Passage shown>
>>

Despite the antics OnePlus pulled off with their flagship last year I was still a huge fan of the OnePlus One smartphone. I had an invite, bought it and used it more than I expected. I enjoyed the customization options and how feature rich it was for a smartphone priced at $350. So when i heard OnePlus was coming out with a sequel to the notorious OnePlus I had to get my hands on it and see if it can be dubbed the “flagship killer” of 2015 or has that title actually fallen off. Here are my thoughts on the OnePlus Two.
When I first got my hands on the OnePlus Two it came to my surprise how much thicker it is then its predecessor. It still has that Sandstone feel on the back but now its removable. If you do decide to pull that cover back you can get access to its dualSIM tray. If you pop two badboys in there you can the SIM card memu and enable one, disable the other or vice versa. Going back to the design the OnePlus Two has a metal frame that wraps around the phone to likely try to hide its thickness. On the top is an audio jack and the bottom is the newly adopted USB Type-C port and a speaker(the left grill is for the mic). USB Type-C is nice as you don’t have to figure which way to plug it in but bad if that’s the only wire you have. I also miss the dual audio speakers on the OnePlus One. On the right is a power button and volume toggle while the left side has an “Alert Slider” switch. Its pretty nice as you can basically turn off notifications in an instant.
Mind Boggling about this is that the OnePlus Two is using about the same display as last year. A 5.5″ 1080p display with 401ppi. Luckily it did at least upgrade from Corning Gorilla Glass 3 to 4. But other than that it’s the same as last year. No QHD display, no screen size difference, etc. It still is nice to look at though and is adequate enough for viewing of videos or reading or checking out the lastest tweets.

<<

Exercise instructions>
1. In the OnePlus Two review, what price does the writer give for the OnePlus One?
2. Copy the part of the OnePlus Two review from "Despite the antics" to "the OnePlus Two.", swapping "invite" for "invitation".
3. Carry on the OnePlus Two review from where it stops.
The records come from a separate source.

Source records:
>>

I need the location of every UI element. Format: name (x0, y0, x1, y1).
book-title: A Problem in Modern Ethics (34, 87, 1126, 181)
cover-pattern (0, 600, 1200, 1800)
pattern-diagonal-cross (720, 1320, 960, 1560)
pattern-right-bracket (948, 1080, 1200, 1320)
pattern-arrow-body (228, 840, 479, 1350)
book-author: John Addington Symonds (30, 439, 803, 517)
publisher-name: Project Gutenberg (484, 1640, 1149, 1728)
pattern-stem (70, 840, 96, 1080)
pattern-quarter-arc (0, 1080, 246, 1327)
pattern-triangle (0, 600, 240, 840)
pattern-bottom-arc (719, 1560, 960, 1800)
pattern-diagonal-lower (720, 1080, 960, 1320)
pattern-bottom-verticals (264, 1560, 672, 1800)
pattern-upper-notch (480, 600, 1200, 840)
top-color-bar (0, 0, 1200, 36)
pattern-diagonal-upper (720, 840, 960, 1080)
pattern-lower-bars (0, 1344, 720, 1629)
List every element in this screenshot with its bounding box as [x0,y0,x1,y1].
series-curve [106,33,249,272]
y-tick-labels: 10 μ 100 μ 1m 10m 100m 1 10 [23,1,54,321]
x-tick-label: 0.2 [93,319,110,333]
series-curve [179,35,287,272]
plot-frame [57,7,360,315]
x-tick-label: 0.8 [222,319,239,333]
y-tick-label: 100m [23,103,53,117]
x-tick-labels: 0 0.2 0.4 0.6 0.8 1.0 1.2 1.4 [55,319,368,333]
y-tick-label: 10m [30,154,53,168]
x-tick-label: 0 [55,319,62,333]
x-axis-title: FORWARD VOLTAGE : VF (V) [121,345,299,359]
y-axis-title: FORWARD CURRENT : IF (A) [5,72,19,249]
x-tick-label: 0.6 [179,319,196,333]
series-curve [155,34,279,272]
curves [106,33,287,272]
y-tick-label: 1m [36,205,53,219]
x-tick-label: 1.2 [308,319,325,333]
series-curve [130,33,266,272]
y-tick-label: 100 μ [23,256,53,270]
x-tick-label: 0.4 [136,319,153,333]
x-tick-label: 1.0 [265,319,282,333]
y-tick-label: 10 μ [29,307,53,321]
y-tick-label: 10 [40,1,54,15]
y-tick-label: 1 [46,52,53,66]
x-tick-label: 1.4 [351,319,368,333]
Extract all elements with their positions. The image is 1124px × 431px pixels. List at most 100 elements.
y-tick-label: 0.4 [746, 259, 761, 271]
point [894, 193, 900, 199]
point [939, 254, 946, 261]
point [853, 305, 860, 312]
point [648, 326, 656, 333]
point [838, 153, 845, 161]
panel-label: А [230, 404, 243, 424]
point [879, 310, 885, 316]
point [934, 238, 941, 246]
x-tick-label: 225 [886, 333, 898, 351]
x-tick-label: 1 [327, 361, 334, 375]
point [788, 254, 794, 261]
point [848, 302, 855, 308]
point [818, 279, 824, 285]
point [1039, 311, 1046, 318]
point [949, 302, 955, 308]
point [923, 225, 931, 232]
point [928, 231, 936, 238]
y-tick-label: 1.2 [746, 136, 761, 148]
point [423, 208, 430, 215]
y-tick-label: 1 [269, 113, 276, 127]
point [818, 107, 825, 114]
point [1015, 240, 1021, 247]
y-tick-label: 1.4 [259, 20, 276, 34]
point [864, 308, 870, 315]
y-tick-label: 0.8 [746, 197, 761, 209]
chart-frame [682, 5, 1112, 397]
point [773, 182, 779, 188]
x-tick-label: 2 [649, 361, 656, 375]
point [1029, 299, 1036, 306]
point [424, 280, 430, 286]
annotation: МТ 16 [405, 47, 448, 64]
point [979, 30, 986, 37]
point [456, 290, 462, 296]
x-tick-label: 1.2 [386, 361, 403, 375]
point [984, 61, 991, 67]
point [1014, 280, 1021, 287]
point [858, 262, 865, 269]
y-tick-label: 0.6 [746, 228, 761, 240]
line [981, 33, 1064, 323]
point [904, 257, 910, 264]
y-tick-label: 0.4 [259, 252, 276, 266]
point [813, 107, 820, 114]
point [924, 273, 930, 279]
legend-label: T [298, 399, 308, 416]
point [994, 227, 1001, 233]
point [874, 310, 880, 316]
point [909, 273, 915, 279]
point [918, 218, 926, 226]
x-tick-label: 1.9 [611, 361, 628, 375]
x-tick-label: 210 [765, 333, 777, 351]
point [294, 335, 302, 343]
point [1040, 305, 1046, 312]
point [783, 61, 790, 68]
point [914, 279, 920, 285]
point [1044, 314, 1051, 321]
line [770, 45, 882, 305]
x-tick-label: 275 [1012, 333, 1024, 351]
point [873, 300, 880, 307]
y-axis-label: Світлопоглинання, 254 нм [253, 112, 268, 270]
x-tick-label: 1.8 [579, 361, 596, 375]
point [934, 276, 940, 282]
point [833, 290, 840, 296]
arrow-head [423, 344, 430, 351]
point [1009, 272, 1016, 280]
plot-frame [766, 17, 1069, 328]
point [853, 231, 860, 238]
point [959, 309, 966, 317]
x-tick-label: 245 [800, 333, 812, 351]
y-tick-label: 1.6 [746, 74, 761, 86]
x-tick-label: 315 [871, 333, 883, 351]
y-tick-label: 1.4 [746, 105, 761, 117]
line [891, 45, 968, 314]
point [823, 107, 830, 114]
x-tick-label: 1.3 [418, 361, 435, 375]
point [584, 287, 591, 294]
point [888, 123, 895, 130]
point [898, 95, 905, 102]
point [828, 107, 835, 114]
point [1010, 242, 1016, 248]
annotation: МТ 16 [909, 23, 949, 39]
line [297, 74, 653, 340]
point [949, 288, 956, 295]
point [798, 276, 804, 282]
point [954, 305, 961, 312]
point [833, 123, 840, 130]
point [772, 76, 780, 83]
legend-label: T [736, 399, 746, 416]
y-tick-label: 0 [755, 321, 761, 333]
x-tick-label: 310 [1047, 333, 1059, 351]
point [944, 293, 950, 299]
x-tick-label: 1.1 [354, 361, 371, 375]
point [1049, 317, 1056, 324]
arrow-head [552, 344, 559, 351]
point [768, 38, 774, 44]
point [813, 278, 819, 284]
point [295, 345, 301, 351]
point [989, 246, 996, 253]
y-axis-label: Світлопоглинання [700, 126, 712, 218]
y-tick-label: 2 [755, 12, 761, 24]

<<

Answers for the tasks>
1. $350

2.
Despite the antics OnePlus pulled off with their flagship last year I was still a huge fan of the OnePlus One smartphone. I had an invitation, bought it and used it more than I expected. I enjoyed the customization options and how feature rich it was for a smartphone priced at $350. So when i heard OnePlus was coming out with a sequel to the notorious OnePlus I had to get my hands on it and see if it can be dubbed the “flagship killer” of 2015 or has that title actually fallen off. Here are my thoughts on the OnePlus Two.

3.
OnePlus picked it up in this area with the OnePlus Two using a Qualcomm Snapdragon 810 processor with a Adreno 430 processor. Also it comes with 4GB RAM and 64GB of built-in storage(16GB, 3GB RAM for cheaper model). The battery capacity this time around is 3300mAh which puts in range with some of the other big batteries on the smartphone market. But surprisingly there isn’t any quick charging with this device. This year they added a fingerprint scanner while omitted NFC which is pretty baffling. Their fingerprint scanner works good(at times) even though it awhile to set up. Not having NFC may not sounded like a big deal but they had it in their prior model and the boom of mobile payments has taken off lately.
What the OnePlus One was known greatly for was its support by CyanogenMod for their software. It allowed them a great detail of customization and features you only dreamed of seeing in other smartphones. If you haven’t been aware their partnership has broken off and OnePlus has been using their own OS called Oxygen. It’s currently Android 5.1 and while not as good as CyanogenMod’s OS it does still use things like gestures. Draw a V to turn on the flashlight, a O for the camera, a > to play music and the list goes on. Their version of Android really feels naked and it will take some times to make it to your liking as their realistically isnt thing to play with on here. There is a bit of lag in the OS too. It just doesn’t feel as cohesive as its predecessor unfortunately.
Last year I used the OnePlus One a great deal with its camera as it took some awesome especially those in HDR. This time around with the OnePlus Two the camera hasn’t changed too much. It has a 13MP back shooter with 5MP on the front. It does have OIS & Laser Focus which are good to have on the camera and can help with shaky hands. The app’s layout is pretty simplistic and is reminds you of those you see in the Motorola and Google phones out there. Swap from the left to bring up your camera options and click on the little indicator on the screen for enhancements such as Clear Image, IDR, or Beauty. I took some pictures in the well-lit Times Square area of New York City and images weren’t too bad. HDR can be a bit slow at times but it’s not painful like some I used such as the HTC One A9. Picture quality is decent and should be able to fulfill a normal user’s needs. There are some Manual settings to play around with as well.
If you are interested in video you can options of shooting either 720p, 1080p or even 4K options. Video quality isn’t bad and you check some of it out below.
The OnePlus Two for its price isn’t a bad smartphone in terms of what you get. But it just doesn’t feel as impressive when its OnePlus One sibling dropped last year. The OnePlus Two does have USB Type-C but doesn’t really help with anything. Also no NFC, wireless charging or even turbo charging are sad omissions to deal with. Its Oxygen OS sadly isn’t as fleshed out as their prior one they used with Cyanogenmod and is sorely missed.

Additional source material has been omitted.